:: Data for this task ::
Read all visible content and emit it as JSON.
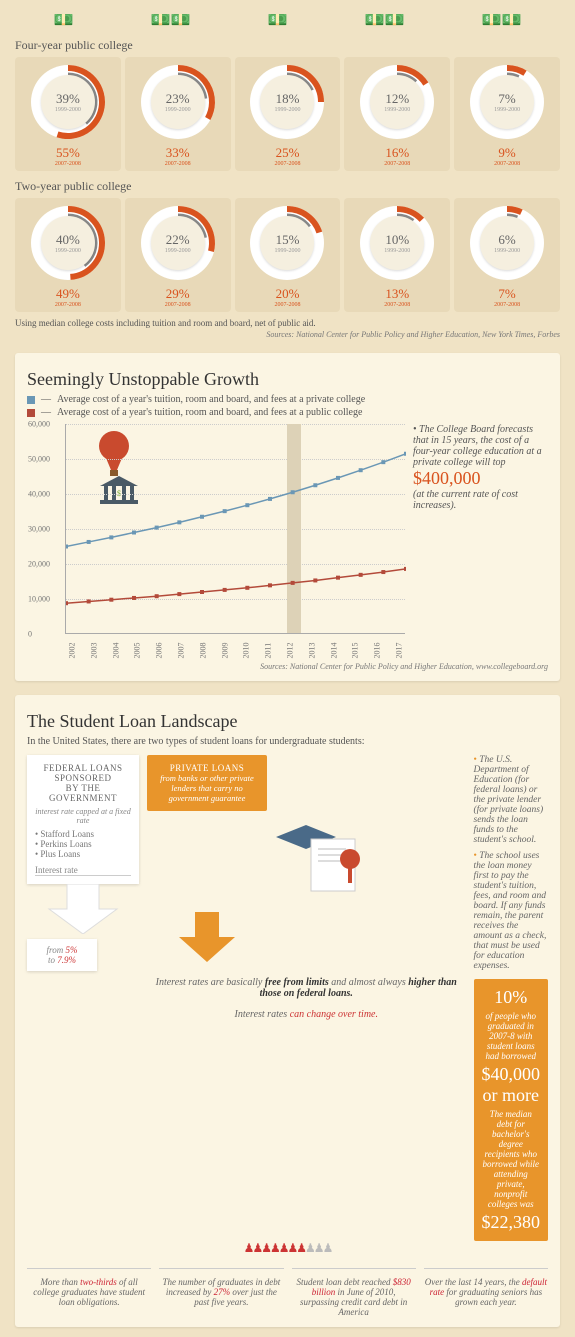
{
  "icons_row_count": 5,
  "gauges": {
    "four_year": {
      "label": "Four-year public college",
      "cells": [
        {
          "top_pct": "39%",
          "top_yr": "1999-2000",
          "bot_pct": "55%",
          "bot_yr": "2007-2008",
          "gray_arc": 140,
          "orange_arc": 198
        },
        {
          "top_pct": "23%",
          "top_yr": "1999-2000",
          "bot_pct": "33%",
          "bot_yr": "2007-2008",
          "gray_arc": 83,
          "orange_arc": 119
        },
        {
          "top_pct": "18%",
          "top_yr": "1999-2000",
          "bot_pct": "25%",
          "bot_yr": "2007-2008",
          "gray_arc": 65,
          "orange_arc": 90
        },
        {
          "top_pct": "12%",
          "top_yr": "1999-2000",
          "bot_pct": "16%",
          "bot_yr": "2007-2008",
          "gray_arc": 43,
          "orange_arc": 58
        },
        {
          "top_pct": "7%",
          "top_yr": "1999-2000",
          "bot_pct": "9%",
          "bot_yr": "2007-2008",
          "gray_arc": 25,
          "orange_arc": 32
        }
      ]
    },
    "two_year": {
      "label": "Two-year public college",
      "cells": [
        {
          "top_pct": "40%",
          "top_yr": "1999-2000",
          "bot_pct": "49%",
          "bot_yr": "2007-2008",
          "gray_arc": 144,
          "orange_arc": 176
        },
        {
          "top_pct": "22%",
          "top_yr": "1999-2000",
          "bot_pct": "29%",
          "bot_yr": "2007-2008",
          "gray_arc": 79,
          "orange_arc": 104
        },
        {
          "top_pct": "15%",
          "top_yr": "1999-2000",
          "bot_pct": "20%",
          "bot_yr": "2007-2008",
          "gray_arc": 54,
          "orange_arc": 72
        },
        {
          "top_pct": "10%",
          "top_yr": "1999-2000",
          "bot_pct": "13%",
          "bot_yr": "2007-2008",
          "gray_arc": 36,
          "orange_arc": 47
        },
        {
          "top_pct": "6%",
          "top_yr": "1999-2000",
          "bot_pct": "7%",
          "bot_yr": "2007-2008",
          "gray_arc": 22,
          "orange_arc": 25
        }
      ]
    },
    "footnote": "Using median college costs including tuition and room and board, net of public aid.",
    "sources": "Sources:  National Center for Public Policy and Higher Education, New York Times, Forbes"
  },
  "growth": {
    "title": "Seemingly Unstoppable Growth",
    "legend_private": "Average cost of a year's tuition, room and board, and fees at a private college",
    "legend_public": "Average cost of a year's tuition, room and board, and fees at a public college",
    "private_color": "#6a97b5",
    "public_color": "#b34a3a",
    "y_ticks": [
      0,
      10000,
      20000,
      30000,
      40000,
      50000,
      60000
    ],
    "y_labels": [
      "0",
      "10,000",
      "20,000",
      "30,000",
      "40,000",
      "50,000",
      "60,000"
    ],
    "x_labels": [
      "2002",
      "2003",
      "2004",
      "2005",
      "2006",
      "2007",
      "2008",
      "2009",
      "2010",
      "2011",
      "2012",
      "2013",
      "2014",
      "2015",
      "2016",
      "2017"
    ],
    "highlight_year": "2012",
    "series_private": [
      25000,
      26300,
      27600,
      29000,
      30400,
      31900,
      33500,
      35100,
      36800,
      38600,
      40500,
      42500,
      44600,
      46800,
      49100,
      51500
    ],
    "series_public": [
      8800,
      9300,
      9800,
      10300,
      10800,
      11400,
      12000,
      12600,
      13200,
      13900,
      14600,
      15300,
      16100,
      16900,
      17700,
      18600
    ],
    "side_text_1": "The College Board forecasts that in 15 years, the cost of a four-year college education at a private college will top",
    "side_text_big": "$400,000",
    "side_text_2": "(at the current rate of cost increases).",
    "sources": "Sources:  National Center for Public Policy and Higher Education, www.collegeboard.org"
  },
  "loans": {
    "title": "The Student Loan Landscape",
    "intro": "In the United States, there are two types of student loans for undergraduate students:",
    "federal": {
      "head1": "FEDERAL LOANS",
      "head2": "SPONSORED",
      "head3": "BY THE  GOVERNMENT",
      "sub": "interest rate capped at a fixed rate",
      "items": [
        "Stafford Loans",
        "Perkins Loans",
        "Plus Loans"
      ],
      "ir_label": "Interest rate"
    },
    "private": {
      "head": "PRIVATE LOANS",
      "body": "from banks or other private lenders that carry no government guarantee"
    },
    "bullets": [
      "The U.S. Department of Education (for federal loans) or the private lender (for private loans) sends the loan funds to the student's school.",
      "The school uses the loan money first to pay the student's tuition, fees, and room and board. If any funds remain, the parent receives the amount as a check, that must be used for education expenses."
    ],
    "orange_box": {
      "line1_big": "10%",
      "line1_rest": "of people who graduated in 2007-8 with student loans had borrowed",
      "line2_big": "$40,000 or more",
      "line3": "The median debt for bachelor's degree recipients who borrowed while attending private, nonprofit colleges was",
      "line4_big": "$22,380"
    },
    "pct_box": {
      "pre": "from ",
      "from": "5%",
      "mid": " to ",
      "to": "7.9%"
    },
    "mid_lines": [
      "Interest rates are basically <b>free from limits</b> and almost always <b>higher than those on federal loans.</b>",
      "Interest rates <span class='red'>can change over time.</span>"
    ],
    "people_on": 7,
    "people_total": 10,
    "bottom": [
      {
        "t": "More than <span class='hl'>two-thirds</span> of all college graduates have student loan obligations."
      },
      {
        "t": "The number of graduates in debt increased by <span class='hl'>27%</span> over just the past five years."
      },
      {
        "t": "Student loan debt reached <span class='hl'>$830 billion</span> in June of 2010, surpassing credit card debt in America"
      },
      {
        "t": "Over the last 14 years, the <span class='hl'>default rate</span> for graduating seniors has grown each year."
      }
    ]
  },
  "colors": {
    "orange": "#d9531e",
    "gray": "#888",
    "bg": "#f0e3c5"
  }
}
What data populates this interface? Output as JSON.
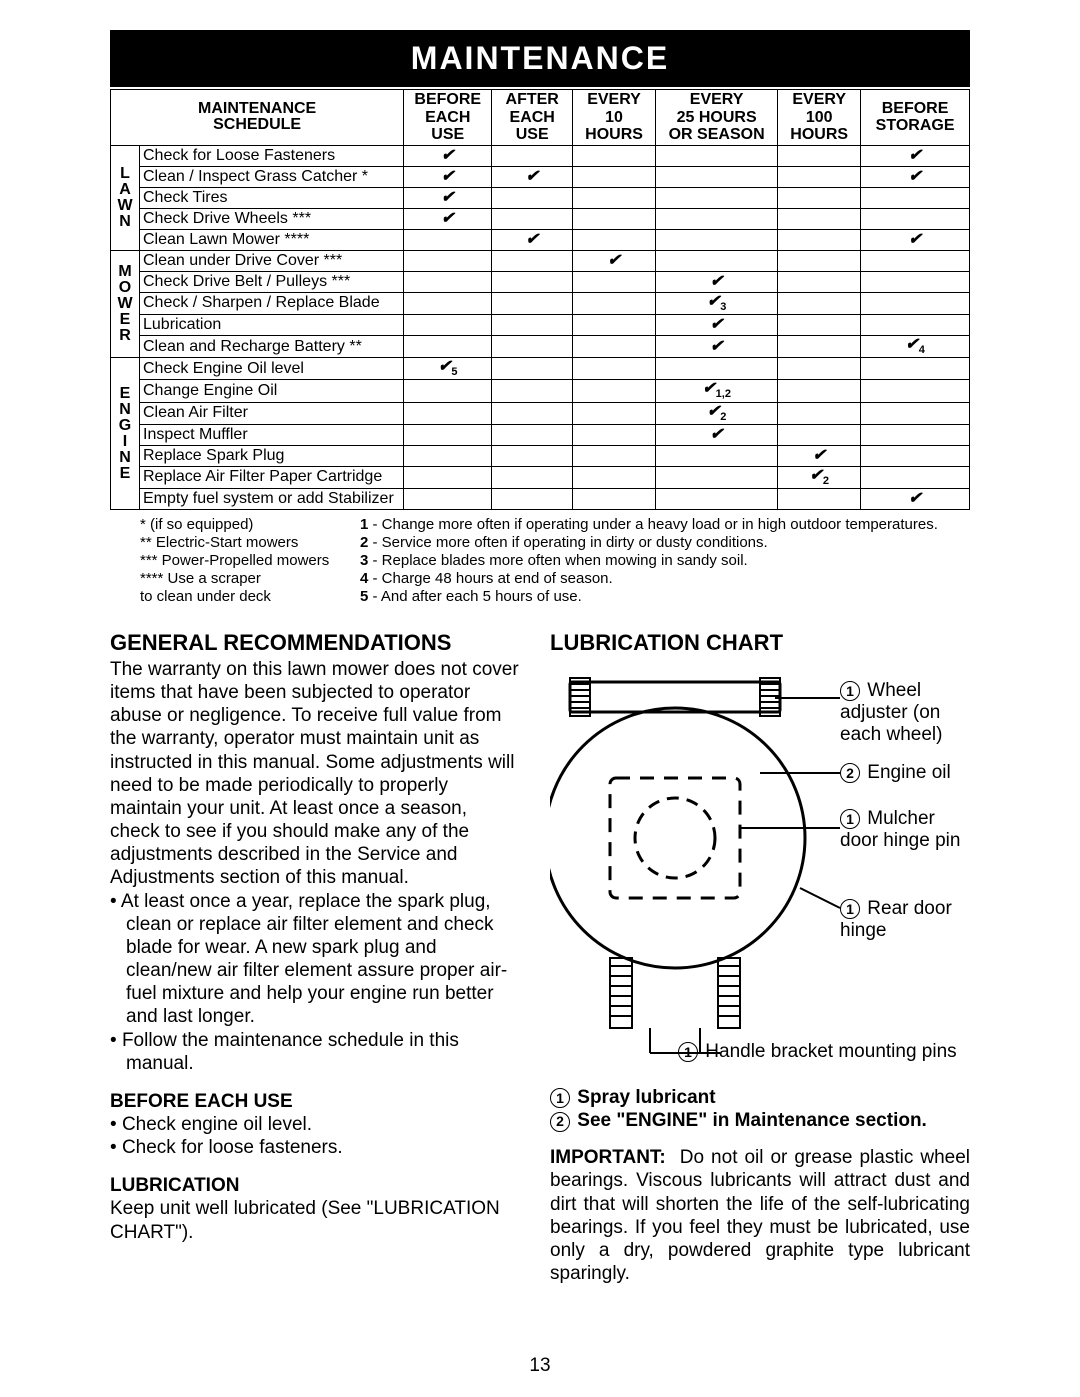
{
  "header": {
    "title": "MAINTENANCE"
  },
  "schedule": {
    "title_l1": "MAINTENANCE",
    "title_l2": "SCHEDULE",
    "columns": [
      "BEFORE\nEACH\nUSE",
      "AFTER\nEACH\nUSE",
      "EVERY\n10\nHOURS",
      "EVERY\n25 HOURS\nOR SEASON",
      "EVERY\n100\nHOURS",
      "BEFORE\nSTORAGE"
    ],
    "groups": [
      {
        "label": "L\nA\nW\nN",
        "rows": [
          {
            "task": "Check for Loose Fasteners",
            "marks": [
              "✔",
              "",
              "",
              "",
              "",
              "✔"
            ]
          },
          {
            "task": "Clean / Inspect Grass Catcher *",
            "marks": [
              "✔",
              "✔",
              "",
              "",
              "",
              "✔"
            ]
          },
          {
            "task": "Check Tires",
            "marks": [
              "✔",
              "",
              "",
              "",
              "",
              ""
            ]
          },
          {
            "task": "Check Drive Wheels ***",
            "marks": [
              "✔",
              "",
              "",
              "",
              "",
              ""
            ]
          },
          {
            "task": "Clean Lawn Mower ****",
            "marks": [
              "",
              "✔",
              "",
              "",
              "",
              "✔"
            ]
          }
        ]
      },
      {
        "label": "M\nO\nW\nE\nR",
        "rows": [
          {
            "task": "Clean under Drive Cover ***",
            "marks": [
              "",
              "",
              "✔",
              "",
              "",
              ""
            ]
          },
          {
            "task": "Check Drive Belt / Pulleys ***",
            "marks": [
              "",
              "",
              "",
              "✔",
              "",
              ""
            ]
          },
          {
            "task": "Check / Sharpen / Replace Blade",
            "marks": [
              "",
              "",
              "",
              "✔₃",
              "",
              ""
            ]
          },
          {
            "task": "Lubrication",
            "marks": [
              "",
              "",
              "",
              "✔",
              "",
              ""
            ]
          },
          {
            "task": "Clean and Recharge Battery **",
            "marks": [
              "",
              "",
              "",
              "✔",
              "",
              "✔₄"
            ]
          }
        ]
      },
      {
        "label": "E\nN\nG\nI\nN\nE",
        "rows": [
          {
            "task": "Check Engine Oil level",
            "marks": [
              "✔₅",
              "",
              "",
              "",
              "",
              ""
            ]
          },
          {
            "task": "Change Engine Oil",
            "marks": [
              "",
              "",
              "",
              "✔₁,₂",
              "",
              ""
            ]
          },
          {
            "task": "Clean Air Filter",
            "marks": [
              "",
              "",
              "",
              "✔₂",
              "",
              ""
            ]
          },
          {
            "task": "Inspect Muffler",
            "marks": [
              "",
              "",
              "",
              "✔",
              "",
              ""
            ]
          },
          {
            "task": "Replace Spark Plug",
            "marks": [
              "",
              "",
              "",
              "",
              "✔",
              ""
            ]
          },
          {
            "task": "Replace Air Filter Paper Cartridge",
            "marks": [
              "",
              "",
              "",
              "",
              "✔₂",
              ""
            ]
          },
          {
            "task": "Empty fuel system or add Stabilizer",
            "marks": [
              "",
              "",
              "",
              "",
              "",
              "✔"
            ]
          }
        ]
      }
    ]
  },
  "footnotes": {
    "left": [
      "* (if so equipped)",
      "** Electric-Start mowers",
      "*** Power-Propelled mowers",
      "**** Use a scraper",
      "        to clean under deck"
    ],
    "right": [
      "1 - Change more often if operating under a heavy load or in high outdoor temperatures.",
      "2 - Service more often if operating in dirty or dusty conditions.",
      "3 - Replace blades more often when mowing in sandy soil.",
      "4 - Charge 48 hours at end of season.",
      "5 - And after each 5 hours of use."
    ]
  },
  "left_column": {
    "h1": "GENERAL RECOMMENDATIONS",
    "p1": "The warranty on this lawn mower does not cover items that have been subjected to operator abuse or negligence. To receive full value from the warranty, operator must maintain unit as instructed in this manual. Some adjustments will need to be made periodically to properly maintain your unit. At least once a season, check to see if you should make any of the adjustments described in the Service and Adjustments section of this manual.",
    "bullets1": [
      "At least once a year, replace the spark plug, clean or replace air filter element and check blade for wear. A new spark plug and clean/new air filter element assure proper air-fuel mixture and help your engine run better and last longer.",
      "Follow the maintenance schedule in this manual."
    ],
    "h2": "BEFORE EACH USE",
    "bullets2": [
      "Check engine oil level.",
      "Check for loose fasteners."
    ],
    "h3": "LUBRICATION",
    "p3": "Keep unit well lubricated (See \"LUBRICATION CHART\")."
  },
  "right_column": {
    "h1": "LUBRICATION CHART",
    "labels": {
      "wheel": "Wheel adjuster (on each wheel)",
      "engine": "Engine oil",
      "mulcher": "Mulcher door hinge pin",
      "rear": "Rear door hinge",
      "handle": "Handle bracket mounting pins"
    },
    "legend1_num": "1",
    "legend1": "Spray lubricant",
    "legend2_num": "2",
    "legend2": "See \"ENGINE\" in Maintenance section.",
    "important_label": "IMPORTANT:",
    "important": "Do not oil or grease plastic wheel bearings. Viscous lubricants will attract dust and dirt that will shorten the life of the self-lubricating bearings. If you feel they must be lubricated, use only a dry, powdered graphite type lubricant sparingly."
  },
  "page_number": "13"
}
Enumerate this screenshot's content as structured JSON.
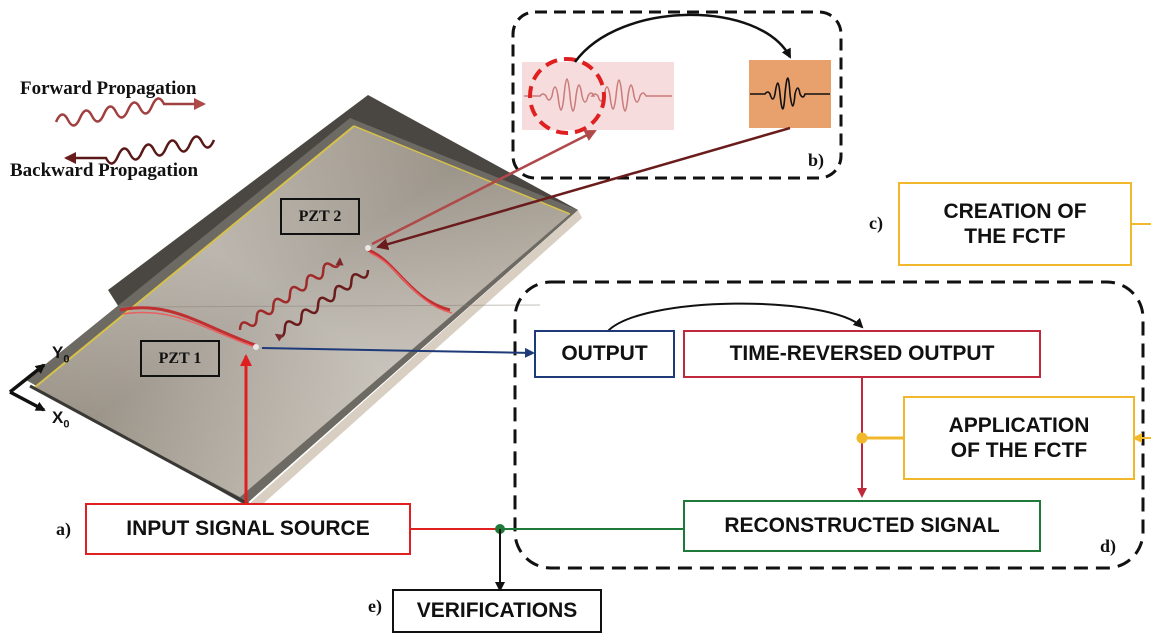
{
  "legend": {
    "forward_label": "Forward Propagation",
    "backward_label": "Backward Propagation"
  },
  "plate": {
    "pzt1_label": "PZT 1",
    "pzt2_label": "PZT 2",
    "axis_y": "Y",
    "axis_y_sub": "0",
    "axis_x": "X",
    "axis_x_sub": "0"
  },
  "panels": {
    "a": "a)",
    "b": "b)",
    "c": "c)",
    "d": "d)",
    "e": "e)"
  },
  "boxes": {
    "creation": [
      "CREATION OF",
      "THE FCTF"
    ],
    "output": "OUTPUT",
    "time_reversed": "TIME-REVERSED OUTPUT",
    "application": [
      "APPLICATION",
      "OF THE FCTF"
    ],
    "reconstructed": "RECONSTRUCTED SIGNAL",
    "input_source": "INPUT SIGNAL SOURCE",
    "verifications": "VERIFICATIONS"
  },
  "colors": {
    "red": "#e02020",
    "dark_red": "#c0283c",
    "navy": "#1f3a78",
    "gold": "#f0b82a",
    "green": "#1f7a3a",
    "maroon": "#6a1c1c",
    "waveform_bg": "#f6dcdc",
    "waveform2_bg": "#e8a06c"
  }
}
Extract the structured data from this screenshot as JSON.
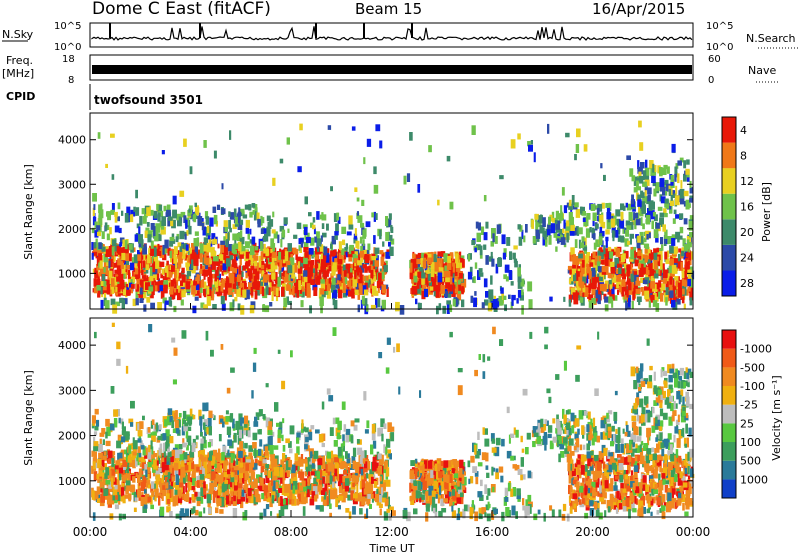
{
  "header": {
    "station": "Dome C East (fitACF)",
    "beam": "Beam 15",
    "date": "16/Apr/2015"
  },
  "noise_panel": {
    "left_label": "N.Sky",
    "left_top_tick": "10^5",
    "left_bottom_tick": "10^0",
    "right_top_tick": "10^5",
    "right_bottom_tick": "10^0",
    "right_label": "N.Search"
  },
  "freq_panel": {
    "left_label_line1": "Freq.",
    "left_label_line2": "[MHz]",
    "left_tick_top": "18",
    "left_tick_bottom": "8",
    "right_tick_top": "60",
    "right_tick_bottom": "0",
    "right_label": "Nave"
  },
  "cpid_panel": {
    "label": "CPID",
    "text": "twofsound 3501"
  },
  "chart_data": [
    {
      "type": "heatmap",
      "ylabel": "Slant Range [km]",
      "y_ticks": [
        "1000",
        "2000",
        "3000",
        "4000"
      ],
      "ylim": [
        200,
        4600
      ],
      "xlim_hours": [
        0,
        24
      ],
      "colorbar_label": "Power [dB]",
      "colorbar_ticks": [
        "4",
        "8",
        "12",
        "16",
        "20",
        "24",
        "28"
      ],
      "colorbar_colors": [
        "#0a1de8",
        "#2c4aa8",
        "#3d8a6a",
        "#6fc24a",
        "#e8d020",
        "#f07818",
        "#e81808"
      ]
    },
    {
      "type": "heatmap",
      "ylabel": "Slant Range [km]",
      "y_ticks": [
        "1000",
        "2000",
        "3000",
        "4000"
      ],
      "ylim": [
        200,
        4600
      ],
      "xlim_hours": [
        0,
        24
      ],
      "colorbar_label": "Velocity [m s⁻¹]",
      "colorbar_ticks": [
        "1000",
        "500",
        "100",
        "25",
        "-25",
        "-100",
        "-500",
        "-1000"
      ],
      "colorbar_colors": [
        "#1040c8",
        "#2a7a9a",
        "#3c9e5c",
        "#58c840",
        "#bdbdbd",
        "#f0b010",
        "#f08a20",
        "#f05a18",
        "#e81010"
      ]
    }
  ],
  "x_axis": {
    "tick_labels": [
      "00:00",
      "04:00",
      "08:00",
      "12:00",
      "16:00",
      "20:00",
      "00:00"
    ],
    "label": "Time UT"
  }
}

:: Set problem ::
Where a line contains the string "lubricant", extract that line.

:: Complete response ::
    "legend1": "Spray lubricant",
    "important": "Do not oil or grease plastic wheel bearings. Viscous lubricants will attract dust and dirt that will shorten the life of the self-lubricating bearings. If you feel they must be lubricated, use only a dry, powdered graphite type lubricant sparingly."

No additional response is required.